● **SET EXERCISE**:
Below is a listing; reproduce each line of it exactly.

● **MATERIAL SHOWN**:

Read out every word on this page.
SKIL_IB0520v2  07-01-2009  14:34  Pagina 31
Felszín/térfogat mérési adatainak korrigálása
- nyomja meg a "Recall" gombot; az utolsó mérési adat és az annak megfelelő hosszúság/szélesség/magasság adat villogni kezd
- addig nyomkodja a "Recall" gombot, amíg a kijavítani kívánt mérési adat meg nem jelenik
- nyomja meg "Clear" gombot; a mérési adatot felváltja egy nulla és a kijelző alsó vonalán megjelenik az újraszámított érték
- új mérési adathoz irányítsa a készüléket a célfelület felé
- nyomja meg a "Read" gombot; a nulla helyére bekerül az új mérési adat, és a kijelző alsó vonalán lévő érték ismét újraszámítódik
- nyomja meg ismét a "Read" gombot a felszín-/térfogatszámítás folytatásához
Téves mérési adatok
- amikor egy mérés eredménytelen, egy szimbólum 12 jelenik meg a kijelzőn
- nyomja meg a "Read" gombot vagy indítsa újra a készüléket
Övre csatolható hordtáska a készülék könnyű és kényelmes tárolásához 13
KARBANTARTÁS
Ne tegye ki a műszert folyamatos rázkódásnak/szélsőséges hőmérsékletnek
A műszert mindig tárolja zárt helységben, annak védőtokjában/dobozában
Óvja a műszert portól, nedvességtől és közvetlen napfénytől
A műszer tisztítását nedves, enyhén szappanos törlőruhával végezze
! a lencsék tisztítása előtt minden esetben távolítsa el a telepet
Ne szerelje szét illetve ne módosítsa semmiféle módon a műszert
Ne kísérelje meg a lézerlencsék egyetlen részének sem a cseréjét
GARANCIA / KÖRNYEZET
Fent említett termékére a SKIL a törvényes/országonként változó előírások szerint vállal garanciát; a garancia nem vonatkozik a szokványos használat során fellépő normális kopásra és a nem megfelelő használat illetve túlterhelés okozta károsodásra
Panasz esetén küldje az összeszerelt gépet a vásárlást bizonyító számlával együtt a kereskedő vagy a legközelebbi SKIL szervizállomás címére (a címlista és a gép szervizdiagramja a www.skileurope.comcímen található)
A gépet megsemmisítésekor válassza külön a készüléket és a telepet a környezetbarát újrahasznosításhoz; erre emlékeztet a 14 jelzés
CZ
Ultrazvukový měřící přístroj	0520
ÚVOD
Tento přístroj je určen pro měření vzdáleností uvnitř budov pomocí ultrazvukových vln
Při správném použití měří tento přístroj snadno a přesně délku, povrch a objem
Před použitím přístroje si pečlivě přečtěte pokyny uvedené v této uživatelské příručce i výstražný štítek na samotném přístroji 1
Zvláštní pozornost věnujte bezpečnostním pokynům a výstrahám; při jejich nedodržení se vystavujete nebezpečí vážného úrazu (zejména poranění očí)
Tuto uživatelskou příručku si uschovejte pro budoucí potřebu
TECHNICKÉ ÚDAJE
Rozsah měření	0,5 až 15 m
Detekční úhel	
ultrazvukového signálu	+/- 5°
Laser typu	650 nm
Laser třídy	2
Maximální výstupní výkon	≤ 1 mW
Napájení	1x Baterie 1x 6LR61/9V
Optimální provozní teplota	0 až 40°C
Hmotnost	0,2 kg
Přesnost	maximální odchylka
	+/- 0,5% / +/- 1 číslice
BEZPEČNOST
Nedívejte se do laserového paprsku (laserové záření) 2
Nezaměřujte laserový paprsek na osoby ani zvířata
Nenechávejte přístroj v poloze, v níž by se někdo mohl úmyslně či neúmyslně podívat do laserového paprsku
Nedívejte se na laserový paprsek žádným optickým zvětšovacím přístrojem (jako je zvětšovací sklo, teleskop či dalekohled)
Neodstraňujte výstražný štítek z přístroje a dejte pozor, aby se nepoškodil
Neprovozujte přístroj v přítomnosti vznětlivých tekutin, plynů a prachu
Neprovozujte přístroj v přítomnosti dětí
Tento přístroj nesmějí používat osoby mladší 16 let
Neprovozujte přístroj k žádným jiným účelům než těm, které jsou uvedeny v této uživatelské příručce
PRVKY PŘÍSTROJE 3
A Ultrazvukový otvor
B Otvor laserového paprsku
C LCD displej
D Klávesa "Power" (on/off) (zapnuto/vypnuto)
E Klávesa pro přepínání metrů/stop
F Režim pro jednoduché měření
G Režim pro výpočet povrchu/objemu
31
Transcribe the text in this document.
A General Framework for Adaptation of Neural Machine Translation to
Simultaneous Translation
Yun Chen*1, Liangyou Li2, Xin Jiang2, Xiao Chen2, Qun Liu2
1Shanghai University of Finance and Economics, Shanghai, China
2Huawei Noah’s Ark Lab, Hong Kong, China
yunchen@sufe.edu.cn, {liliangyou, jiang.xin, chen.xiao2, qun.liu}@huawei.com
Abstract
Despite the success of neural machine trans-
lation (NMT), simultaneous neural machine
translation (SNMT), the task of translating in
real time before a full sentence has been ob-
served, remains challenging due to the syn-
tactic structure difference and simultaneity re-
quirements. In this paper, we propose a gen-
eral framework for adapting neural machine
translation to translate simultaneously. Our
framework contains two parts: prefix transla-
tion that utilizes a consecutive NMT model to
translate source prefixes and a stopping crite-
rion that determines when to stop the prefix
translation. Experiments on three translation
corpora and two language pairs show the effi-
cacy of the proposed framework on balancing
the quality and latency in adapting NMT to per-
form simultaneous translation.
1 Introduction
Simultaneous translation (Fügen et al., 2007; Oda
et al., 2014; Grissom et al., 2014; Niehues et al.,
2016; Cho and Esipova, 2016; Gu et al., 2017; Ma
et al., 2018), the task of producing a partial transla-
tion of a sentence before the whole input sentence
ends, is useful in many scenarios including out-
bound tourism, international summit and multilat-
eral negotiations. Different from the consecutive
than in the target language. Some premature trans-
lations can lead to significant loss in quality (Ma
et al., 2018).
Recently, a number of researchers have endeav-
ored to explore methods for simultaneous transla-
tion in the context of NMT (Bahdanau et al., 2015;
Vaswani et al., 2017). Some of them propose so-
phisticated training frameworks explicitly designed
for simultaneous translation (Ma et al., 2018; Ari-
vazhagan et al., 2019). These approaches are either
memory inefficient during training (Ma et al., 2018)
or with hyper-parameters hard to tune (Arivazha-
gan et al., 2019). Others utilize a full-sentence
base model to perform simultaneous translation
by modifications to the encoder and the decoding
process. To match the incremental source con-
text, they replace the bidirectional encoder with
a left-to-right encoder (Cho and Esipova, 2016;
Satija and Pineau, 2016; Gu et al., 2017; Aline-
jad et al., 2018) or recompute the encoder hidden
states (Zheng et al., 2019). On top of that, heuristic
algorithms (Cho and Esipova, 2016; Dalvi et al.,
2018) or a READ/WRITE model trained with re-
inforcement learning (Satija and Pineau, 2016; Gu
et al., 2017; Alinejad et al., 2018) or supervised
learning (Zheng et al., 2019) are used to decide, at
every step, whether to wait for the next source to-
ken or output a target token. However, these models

● **THE RESULT**:
Read out every word on this page.
SKIL_IB0520v2  07-01-2009  14:34  Pagina 31
Felszín/térfogat mérési adatainak korrigálása
- nyomja meg a "Recall" gombot; az utolsó mérési adat és az annak megfelelő hosszúság/szélesség/magasság adat villogni kezd
- addig nyomkodja a "Recall" gombot, amíg a kijavítani kívánt mérési adat meg nem jelenik
- nyomja meg "Clear" gombot; a mérési adatot felváltja egy nulla és a kijelző alsó vonalán megjelenik az újraszámított érték
- új mérési adathoz irányítsa a készüléket a célfelület felé
- nyomja meg a "Read" gombot; a nulla helyére bekerül az új mérési adat, és a kijelző alsó vonalán lévő érték ismét újraszámítódik
- nyomja meg ismét a "Read" gombot a felszín-/térfogatszámítás folytatásához
Téves mérési adatok
- amikor egy mérés eredménytelen, egy szimbólum 12 jelenik meg a kijelzőn
- nyomja meg a "Read" gombot vagy indítsa újra a készüléket
Övre csatolható hordtáska a készülék könnyű és kényelmes tárolásához 13
KARBANTARTÁS
Ne tegye ki a műszert folyamatos rázkódásnak/szélsőséges hőmérsékletnek
A műszert mindig tárolja zárt helységben, annak védőtokjában/dobozában
Óvja a műszert portól, nedvességtől és közvetlen napfénytől
A műszer tisztítását nedves, enyhén szappanos törlőruhával végezze
! a lencsék tisztítása előtt minden esetben távolítsa el a telepet
Ne szerelje szét illetve ne módosítsa semmiféle módon a műszert
Ne kísérelje meg a lézerlencsék egyetlen részének sem a cseréjét
GARANCIA / KÖRNYEZET
Fent említett termékére a SKIL a törvényes/országonként változó előírások szerint vállal garanciát; a garancia nem vonatkozik a szokványos használat során fellépő normális kopásra és a nem megfelelő használat illetve túlterhelés okozta károsodásra
Panasz esetén küldje az összeszerelt gépet a vásárlást bizonyító számlával együtt a kereskedő vagy a legközelebbi SKIL szervizállomás címére (a címlista és a gép szervizdiagramja a www.skileurope.comcímen található)
A gépet megsemmisítésekor válassza külön a készüléket és a telepet a környezetbarát újrahasznosításhoz; erre emlékeztet a 14 jelzés
CZ
Ultrazvukový měřící přístroj	0520
ÚVOD
Tento přístroj je určen pro měření vzdáleností uvnitř budov pomocí ultrazvukových vln
Při správném použití měří tento přístroj snadno a přesně délku, povrch a objem
Před použitím přístroje si pečlivě přečtěte pokyny uvedené v této uživatelské příručce i výstražný štítek na samotném přístroji 1
Zvláštní pozornost věnujte bezpečnostním pokynům a výstrahám; při jejich nedodržení se vystavujete nebezpečí vážného úrazu (zejména poranění očí)
Tuto uživatelskou příručku si uschovejte pro budoucí potřebu
TECHNICKÉ ÚDAJE
Rozsah měření	0,5 až 15 m
Detekční úhel	
ultrazvukového signálu	+/- 5°
Laser typu	650 nm
Laser třídy	2
Maximální výstupní výkon	≤ 1 mW
Napájení	1x Baterie 1x 6LR61/9V
Optimální provozní teplota	0 až 40°C
Hmotnost	0,2 kg
Přesnost	maximální odchylka
	+/- 0,5% / +/- 1 číslice
BEZPEČNOST
Nedívejte se do laserového paprsku (laserové záření) 2
Nezaměřujte laserový paprsek na osoby ani zvířata
Nenechávejte přístroj v poloze, v níž by se někdo mohl úmyslně či neúmyslně podívat do laserového paprsku
Nedívejte se na laserový paprsek žádným optickým zvětšovacím přístrojem (jako je zvětšovací sklo, teleskop či dalekohled)
Neodstraňujte výstražný štítek z přístroje a dejte pozor, aby se nepoškodil
Neprovozujte přístroj v přítomnosti vznětlivých tekutin, plynů a prachu
Neprovozujte přístroj v přítomnosti dětí
Tento přístroj nesmějí používat osoby mladší 16 let
Neprovozujte přístroj k žádným jiným účelům než těm, které jsou uvedeny v této uživatelské příručce
PRVKY PŘÍSTROJE 3
A Ultrazvukový otvor
B Otvor laserového paprsku
C LCD displej
D Klávesa "Power" (on/off) (zapnuto/vypnuto)
E Klávesa pro přepínání metrů/stop
F Režim pro jednoduché měření
G Režim pro výpočet povrchu/objemu
31
Transcribe the text in this document.
A General Framework for Adaptation of Neural Machine Translation to
Simultaneous Translation
Yun Chen*1, Liangyou Li2, Xin Jiang2, Xiao Chen2, Qun Liu2
1Shanghai University of Finance and Economics, Shanghai, China
2Huawei Noah’s Ark Lab, Hong Kong, China
yunchen@sufe.edu.cn, {liliangyou, jiang.xin, chen.xiao2, qun.liu}@huawei.com
Abstract
Despite the success of neural machine trans-
lation (NMT), simultaneous neural machine
translation (SNMT), the task of translating in
real time before a full sentence has been ob-
served, remains challenging due to the syn-
tactic structure difference and simultaneity re-
quirements. In this paper, we propose a gen-
eral framework for adapting neural machine
translation to translate simultaneously. Our
framework contains two parts: prefix transla-
tion that utilizes a consecutive NMT model to
translate source prefixes and a stopping crite-
rion that determines when to stop the prefix
translation. Experiments on three translation
corpora and two language pairs show the effi-
cacy of the proposed framework on balancing
the quality and latency in adapting NMT to per-
form simultaneous translation.
1 Introduction
Simultaneous translation (Fügen et al., 2007; Oda
et al., 2014; Grissom et al., 2014; Niehues et al.,
2016; Cho and Esipova, 2016; Gu et al., 2017; Ma
et al., 2018), the task of producing a partial transla-
tion of a sentence before the whole input sentence
ends, is useful in many scenarios including out-
bound tourism, international summit and multilat-
eral negotiations. Different from the consecutive
than in the target language. Some premature trans-
lations can lead to significant loss in quality (Ma
et al., 2018).
Recently, a number of researchers have endeav-
ored to explore methods for simultaneous transla-
tion in the context of NMT (Bahdanau et al., 2015;
Vaswani et al., 2017). Some of them propose so-
phisticated training frameworks explicitly designed
for simultaneous translation (Ma et al., 2018; Ari-
vazhagan et al., 2019). These approaches are either
memory inefficient during training (Ma et al., 2018)
or with hyper-parameters hard to tune (Arivazha-
gan et al., 2019). Others utilize a full-sentence
base model to perform simultaneous translation
by modifications to the encoder and the decoding
process. To match the incremental source con-
text, they replace the bidirectional encoder with
a left-to-right encoder (Cho and Esipova, 2016;
Satija and Pineau, 2016; Gu et al., 2017; Aline-
jad et al., 2018) or recompute the encoder hidden
states (Zheng et al., 2019). On top of that, heuristic
algorithms (Cho and Esipova, 2016; Dalvi et al.,
2018) or a READ/WRITE model trained with re-
inforcement learning (Satija and Pineau, 2016; Gu
et al., 2017; Alinejad et al., 2018) or supervised
learning (Zheng et al., 2019) are used to decide, at
every step, whether to wait for the next source to-
ken or output a target token. However, these models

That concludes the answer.